**The problem**
Reproduce the records below word for word, each line unchanged.

**Data rows**
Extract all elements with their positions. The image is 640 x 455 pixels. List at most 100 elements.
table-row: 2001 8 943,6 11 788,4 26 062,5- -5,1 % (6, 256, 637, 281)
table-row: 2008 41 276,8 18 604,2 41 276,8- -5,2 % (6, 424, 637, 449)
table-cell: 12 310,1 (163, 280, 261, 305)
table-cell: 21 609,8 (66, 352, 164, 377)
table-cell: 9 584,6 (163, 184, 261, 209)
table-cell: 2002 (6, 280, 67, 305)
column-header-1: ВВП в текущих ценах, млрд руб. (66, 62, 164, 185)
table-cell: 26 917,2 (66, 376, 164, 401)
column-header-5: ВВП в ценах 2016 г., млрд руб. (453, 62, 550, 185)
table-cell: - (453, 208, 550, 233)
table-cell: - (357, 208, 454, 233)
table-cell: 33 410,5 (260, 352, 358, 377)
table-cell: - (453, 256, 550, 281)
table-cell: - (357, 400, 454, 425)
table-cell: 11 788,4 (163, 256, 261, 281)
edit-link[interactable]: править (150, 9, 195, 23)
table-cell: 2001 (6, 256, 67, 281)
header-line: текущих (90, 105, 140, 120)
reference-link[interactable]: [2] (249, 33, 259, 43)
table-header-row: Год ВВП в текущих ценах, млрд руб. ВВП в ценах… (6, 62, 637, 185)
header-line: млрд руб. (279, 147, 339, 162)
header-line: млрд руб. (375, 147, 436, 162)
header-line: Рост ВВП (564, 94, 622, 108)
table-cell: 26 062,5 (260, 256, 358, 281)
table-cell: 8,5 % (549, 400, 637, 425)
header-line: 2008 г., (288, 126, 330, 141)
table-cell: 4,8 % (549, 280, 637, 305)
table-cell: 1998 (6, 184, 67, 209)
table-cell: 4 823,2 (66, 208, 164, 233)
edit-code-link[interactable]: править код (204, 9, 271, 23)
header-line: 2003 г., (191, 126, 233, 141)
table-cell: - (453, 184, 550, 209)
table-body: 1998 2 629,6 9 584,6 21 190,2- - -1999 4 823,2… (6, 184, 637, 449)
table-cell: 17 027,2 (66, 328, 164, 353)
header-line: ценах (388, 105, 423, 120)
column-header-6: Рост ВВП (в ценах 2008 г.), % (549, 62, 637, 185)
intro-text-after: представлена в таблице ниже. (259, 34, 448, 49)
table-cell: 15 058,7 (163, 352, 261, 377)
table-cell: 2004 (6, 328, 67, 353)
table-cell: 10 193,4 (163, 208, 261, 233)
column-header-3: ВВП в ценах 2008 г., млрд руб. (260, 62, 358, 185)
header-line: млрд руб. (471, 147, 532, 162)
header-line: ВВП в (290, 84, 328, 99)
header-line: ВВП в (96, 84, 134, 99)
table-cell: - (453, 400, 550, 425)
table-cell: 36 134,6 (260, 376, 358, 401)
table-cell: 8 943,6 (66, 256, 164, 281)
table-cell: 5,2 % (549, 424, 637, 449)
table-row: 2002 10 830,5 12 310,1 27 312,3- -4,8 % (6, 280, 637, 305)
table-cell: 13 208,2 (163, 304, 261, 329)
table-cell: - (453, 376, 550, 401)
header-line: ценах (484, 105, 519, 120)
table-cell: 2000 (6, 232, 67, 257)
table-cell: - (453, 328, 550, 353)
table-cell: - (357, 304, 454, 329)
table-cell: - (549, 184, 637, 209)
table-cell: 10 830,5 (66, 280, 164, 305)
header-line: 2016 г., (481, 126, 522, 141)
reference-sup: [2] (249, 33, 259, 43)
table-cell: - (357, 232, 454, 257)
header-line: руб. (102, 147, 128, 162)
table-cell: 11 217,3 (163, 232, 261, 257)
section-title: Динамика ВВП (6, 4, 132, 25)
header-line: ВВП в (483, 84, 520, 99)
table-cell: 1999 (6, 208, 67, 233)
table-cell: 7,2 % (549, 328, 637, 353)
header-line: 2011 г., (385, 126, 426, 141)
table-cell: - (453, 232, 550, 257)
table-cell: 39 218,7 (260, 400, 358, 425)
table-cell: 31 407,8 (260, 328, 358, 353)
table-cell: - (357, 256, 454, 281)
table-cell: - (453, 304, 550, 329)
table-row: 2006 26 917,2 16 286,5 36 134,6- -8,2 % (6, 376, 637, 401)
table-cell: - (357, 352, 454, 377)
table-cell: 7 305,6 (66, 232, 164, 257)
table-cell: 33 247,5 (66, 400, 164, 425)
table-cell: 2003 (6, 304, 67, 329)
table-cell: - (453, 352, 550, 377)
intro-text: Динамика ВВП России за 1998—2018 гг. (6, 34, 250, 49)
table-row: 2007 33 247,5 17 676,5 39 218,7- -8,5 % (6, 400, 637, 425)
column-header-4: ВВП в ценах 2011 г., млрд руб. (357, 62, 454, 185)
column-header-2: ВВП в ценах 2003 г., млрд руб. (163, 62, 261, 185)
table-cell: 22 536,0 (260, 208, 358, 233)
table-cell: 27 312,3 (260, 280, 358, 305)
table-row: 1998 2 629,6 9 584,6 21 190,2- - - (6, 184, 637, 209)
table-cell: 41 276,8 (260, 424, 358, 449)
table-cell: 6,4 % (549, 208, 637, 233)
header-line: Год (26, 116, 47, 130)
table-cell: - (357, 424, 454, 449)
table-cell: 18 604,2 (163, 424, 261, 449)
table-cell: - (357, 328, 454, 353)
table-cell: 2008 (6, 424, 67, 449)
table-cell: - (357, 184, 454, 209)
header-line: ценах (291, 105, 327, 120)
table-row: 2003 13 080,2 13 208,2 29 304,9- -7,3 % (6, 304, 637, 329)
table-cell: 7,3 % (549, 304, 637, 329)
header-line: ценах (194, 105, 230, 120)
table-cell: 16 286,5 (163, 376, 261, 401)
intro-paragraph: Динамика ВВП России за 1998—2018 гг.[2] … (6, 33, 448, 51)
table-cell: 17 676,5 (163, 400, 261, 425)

**Full response**
Extract all elements with their positions. The image is 640 x 455 pixels. List at most 100 elements.
table-row: 2001 8 943,6 11 788,4 26 062,5- -5,1 % (6, 256, 637, 281)
table-row: 2008 41 276,8 18 604,2 41 276,8- -5,2 % (6, 424, 637, 449)
table-cell: 12 310,1 (163, 280, 261, 305)
table-cell: 21 609,8 (66, 352, 164, 377)
table-cell: 9 584,6 (163, 184, 261, 209)
table-cell: 2002 (6, 280, 67, 305)
column-header-1: ВВП в текущих ценах, млрд руб. (66, 62, 164, 185)
table-cell: 26 917,2 (66, 376, 164, 401)
column-header-5: ВВП в ценах 2016 г., млрд руб. (453, 62, 550, 185)
table-cell: - (453, 208, 550, 233)
table-cell: - (357, 208, 454, 233)
table-cell: 33 410,5 (260, 352, 358, 377)
table-cell: - (453, 256, 550, 281)
table-cell: - (357, 400, 454, 425)
table-cell: 11 788,4 (163, 256, 261, 281)
edit-link[interactable]: править (150, 9, 195, 23)
table-cell: 2001 (6, 256, 67, 281)
header-line: текущих (90, 105, 140, 120)
reference-link[interactable]: [2] (249, 33, 259, 43)
table-header-row: Год ВВП в текущих ценах, млрд руб. ВВП в ценах… (6, 62, 637, 185)
header-line: млрд руб. (279, 147, 339, 162)
header-line: млрд руб. (375, 147, 436, 162)
header-line: Рост ВВП (564, 94, 622, 108)
table-cell: 26 062,5 (260, 256, 358, 281)
table-cell: 8,5 % (549, 400, 637, 425)
header-line: 2008 г., (288, 126, 330, 141)
table-cell: 4,8 % (549, 280, 637, 305)
table-cell: 1998 (6, 184, 67, 209)
table-cell: 4 823,2 (66, 208, 164, 233)
edit-code-link[interactable]: править код (204, 9, 271, 23)
header-line: 2003 г., (191, 126, 233, 141)
table-cell: - (453, 184, 550, 209)
table-body: 1998 2 629,6 9 584,6 21 190,2- - -1999 4 823,2… (6, 184, 637, 449)
table-cell: 17 027,2 (66, 328, 164, 353)
header-line: ценах (388, 105, 423, 120)
column-header-6: Рост ВВП (в ценах 2008 г.), % (549, 62, 637, 185)
intro-text-after: представлена в таблице ниже. (259, 34, 448, 49)
table-cell: 15 058,7 (163, 352, 261, 377)
table-cell: 2004 (6, 328, 67, 353)
table-cell: 10 193,4 (163, 208, 261, 233)
column-header-3: ВВП в ценах 2008 г., млрд руб. (260, 62, 358, 185)
header-line: млрд руб. (471, 147, 532, 162)
header-line: ВВП в (290, 84, 328, 99)
header-line: ВВП в (96, 84, 134, 99)
table-cell: - (453, 400, 550, 425)
table-cell: 36 134,6 (260, 376, 358, 401)
table-cell: 8 943,6 (66, 256, 164, 281)
table-cell: 5,2 % (549, 424, 637, 449)
table-row: 2002 10 830,5 12 310,1 27 312,3- -4,8 % (6, 280, 637, 305)
table-cell: 13 208,2 (163, 304, 261, 329)
table-cell: - (453, 376, 550, 401)
header-line: ценах (484, 105, 519, 120)
table-cell: 2000 (6, 232, 67, 257)
table-cell: - (453, 328, 550, 353)
table-cell: - (357, 304, 454, 329)
table-cell: - (549, 184, 637, 209)
table-cell: 10 830,5 (66, 280, 164, 305)
header-line: 2016 г., (481, 126, 522, 141)
reference-sup: [2] (249, 33, 259, 43)
table-cell: - (357, 232, 454, 257)
header-line: руб. (102, 147, 128, 162)
table-cell: 11 217,3 (163, 232, 261, 257)
section-title: Динамика ВВП (6, 4, 132, 25)
header-line: ВВП в (483, 84, 520, 99)
table-cell: 1999 (6, 208, 67, 233)
table-cell: 7,2 % (549, 328, 637, 353)
header-line: 2011 г., (385, 126, 426, 141)
table-cell: - (453, 232, 550, 257)
table-cell: 39 218,7 (260, 400, 358, 425)
table-cell: 31 407,8 (260, 328, 358, 353)
table-cell: - (357, 256, 454, 281)
table-cell: - (453, 304, 550, 329)
table-row: 2006 26 917,2 16 286,5 36 134,6- -8,2 % (6, 376, 637, 401)
table-cell: - (357, 352, 454, 377)
table-cell: 7 305,6 (66, 232, 164, 257)
table-cell: 33 247,5 (66, 400, 164, 425)
table-cell: 2003 (6, 304, 67, 329)
table-cell: - (453, 352, 550, 377)
intro-text: Динамика ВВП России за 1998—2018 гг. (6, 34, 250, 49)
table-row: 2007 33 247,5 17 676,5 39 218,7- -8,5 % (6, 400, 637, 425)
column-header-4: ВВП в ценах 2011 г., млрд руб. (357, 62, 454, 185)
column-header-2: ВВП в ценах 2003 г., млрд руб. (163, 62, 261, 185)
table-cell: 22 536,0 (260, 208, 358, 233)
table-cell: 27 312,3 (260, 280, 358, 305)
table-row: 1998 2 629,6 9 584,6 21 190,2- - - (6, 184, 637, 209)
table-cell: 41 276,8 (260, 424, 358, 449)
table-cell: 6,4 % (549, 208, 637, 233)
header-line: Год (26, 116, 47, 130)
table-cell: - (357, 424, 454, 449)
table-cell: 18 604,2 (163, 424, 261, 449)
table-cell: - (357, 328, 454, 353)
table-cell: 2008 (6, 424, 67, 449)
table-cell: - (357, 184, 454, 209)
header-line: ценах (291, 105, 327, 120)
table-row: 2003 13 080,2 13 208,2 29 304,9- -7,3 % (6, 304, 637, 329)
table-cell: 7,3 % (549, 304, 637, 329)
header-line: ценах (194, 105, 230, 120)
table-cell: 16 286,5 (163, 376, 261, 401)
intro-paragraph: Динамика ВВП России за 1998—2018 гг.[2] … (6, 33, 448, 51)
table-cell: 17 676,5 (163, 400, 261, 425)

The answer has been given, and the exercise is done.